> **Records for the exercise**:

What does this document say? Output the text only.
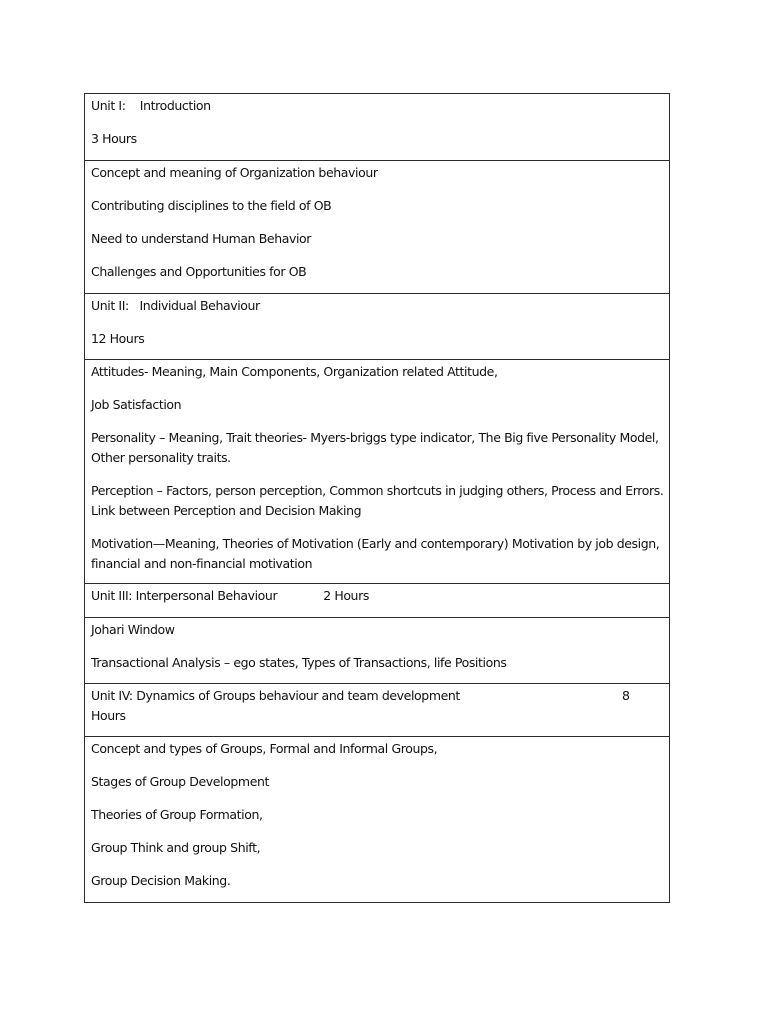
Unit I:    Introduction

3 Hours

Concept and meaning of Organization behaviour

Contributing disciplines to the field of OB

Need to understand Human Behavior

Challenges and Opportunities for OB

Unit II:   Individual Behaviour

12 Hours

Attitudes- Meaning, Main Components, Organization related Attitude,

Job Satisfaction

Personality – Meaning, Trait theories- Myers-briggs type indicator, The Big five Personality Model, Other personality traits.

Perception – Factors, person perception, Common shortcuts in judging others, Process and Errors. Link between Perception and Decision Making

Motivation—Meaning, Theories of Motivation (Early and contemporary) Motivation by job design, financial and non-financial motivation

Unit III: Interpersonal Behaviour	2 Hours

Johari Window

Transactional Analysis – ego states, Types of Transactions, life Positions

Unit IV: Dynamics of Groups behaviour and team development	8

Hours

Concept and types of Groups, Formal and Informal Groups,

Stages of Group Development

Theories of Group Formation,

Group Think and group Shift,

Group Decision Making.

> **Written task**:
Transcribe each entry above exactly, apart from the pictures.

> **Response to the exercise**:
What does this document say? Output the text only.
Unit I:    Introduction

3 Hours

Concept and meaning of Organization behaviour

Contributing disciplines to the field of OB

Need to understand Human Behavior

Challenges and Opportunities for OB

Unit II:   Individual Behaviour

12 Hours

Attitudes- Meaning, Main Components, Organization related Attitude,

Job Satisfaction

Personality – Meaning, Trait theories- Myers-briggs type indicator, The Big five Personality Model, Other personality traits.

Perception – Factors, person perception, Common shortcuts in judging others, Process and Errors. Link between Perception and Decision Making

Motivation—Meaning, Theories of Motivation (Early and contemporary) Motivation by job design, financial and non-financial motivation

Unit III: Interpersonal Behaviour	2 Hours

Johari Window

Transactional Analysis – ego states, Types of Transactions, life Positions

Unit IV: Dynamics of Groups behaviour and team development	8

Hours

Concept and types of Groups, Formal and Informal Groups,

Stages of Group Development

Theories of Group Formation,

Group Think and group Shift,

Group Decision Making.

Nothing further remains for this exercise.